[Goal]:
Say how many lines in the data below contain the word "буквару", and give no other text.
[Begin Dataset content]
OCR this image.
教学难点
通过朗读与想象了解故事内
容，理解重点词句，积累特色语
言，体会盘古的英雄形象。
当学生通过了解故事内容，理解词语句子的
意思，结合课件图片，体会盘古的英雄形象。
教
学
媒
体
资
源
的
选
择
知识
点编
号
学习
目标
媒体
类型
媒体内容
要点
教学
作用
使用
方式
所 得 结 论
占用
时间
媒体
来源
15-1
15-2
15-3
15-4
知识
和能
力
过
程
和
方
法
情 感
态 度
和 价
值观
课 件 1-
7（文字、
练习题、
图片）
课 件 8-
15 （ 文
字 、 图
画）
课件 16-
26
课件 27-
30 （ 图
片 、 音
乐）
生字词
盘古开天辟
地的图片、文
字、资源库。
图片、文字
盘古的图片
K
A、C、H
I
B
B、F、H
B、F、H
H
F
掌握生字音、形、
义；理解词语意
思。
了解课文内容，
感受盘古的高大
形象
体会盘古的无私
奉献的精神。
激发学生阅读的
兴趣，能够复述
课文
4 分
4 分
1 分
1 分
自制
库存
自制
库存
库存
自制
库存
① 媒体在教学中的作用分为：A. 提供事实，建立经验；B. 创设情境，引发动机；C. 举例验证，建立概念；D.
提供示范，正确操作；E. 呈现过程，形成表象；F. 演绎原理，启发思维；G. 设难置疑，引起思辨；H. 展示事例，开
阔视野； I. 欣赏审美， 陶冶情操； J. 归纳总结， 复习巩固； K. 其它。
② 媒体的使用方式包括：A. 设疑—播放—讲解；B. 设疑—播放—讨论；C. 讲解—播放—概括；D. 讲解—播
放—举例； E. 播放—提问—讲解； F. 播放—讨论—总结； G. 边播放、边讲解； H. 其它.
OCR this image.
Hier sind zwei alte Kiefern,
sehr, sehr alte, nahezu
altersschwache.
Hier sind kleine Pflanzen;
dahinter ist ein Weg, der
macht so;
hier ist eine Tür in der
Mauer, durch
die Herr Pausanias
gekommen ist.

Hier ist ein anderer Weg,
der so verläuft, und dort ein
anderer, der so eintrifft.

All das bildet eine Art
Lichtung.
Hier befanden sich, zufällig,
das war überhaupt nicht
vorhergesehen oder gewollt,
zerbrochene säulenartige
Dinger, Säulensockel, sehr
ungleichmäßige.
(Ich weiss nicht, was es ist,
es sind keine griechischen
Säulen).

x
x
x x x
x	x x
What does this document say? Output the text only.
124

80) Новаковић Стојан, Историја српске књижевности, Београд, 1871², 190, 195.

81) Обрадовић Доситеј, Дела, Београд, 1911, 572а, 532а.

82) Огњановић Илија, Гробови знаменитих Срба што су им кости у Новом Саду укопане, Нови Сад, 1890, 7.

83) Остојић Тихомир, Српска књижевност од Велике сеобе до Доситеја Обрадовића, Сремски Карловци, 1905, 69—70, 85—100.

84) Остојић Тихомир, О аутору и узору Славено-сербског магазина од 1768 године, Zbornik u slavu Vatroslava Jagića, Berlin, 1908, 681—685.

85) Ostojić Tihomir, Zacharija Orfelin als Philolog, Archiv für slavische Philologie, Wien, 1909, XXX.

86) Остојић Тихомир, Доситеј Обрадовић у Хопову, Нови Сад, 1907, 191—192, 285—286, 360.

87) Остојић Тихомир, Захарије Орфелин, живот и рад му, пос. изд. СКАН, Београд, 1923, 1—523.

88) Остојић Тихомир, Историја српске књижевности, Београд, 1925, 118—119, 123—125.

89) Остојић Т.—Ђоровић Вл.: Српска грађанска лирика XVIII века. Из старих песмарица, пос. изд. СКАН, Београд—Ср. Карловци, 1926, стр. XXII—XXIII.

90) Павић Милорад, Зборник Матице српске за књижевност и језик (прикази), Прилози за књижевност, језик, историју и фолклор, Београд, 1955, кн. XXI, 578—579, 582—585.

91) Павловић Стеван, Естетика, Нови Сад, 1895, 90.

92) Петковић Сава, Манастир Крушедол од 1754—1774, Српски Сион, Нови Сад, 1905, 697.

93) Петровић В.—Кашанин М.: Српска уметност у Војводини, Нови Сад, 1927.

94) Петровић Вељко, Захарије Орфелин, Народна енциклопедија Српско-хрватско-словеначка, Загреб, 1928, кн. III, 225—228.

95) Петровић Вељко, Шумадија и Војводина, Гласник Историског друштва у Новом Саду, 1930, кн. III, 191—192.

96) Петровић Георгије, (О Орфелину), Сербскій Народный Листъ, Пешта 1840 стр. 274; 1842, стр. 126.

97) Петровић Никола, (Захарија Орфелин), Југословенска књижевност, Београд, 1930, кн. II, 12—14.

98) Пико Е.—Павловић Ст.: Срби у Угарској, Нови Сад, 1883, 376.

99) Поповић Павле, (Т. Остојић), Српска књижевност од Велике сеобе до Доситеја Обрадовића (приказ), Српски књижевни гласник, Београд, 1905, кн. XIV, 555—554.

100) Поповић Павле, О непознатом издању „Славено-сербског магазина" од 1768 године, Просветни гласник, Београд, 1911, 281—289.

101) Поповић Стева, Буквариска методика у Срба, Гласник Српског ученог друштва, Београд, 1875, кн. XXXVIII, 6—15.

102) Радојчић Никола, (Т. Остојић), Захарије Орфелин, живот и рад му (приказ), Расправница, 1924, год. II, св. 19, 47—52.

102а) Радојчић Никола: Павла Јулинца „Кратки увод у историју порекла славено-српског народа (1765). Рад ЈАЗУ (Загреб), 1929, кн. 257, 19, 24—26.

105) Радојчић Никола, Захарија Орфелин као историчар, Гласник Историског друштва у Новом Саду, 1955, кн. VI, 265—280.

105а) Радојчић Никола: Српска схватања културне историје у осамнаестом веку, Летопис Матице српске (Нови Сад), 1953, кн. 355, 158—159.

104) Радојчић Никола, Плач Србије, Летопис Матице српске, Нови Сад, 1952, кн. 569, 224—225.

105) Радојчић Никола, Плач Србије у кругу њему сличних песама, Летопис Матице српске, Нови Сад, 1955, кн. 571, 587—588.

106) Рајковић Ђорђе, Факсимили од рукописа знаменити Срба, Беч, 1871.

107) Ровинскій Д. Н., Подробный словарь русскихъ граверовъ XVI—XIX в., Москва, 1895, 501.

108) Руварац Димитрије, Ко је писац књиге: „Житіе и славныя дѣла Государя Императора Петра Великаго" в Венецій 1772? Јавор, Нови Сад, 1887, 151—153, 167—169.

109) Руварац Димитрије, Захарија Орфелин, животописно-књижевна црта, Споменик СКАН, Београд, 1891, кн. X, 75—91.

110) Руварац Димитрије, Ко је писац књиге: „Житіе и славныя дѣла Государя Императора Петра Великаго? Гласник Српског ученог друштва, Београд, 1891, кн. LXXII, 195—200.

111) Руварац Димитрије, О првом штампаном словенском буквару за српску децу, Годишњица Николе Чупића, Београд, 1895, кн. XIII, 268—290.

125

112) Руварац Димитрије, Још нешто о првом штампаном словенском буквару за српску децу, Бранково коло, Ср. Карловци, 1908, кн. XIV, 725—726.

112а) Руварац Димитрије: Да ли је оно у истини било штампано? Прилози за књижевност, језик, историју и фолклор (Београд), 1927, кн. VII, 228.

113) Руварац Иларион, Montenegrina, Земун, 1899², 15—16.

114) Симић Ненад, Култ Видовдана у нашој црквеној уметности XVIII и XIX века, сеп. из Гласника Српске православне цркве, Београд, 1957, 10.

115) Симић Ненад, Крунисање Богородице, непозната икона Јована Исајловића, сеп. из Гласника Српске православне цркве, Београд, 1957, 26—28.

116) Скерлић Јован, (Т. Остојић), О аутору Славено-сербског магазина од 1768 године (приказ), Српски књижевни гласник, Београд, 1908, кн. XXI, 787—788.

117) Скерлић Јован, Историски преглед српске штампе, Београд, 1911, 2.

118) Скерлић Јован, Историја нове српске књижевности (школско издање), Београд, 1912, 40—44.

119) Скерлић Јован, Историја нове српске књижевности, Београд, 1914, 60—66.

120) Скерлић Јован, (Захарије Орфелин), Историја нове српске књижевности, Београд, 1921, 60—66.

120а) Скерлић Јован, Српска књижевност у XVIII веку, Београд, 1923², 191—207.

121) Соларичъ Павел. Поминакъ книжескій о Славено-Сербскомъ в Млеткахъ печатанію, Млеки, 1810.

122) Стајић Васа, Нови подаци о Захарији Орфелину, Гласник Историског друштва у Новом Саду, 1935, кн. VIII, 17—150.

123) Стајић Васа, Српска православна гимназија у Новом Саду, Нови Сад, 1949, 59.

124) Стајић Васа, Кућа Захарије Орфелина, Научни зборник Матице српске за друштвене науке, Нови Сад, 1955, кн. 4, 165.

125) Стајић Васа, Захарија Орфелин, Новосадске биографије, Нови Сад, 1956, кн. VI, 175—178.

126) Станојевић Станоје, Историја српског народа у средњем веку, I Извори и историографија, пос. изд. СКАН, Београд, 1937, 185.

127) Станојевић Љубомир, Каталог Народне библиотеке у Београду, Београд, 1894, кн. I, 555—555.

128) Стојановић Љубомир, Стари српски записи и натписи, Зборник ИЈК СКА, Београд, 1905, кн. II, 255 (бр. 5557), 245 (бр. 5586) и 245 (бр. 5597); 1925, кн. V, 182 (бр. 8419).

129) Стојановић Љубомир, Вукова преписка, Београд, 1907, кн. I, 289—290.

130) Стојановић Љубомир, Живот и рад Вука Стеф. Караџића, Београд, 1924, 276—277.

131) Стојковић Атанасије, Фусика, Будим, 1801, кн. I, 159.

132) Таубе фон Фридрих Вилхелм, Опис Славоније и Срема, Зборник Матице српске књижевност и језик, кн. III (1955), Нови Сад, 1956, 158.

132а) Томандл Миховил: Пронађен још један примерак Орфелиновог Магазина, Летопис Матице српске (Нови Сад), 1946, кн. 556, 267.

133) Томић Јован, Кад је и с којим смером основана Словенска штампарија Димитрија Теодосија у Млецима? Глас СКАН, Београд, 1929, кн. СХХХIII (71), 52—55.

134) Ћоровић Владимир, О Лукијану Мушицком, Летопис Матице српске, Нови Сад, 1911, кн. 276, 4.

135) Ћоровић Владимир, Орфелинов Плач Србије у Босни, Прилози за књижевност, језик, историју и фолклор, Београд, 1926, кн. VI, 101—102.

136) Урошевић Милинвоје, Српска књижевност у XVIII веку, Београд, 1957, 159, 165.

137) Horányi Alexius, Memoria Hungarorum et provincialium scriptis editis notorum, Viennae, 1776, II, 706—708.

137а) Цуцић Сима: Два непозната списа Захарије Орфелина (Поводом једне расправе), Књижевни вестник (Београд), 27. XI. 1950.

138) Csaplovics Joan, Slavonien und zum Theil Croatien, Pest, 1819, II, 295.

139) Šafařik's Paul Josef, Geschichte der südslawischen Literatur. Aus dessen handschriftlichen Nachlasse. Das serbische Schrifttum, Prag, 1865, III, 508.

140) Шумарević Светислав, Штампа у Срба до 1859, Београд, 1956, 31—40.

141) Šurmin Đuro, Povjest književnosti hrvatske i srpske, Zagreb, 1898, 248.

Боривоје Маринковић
[End Dataset content]
[Complete response]:
2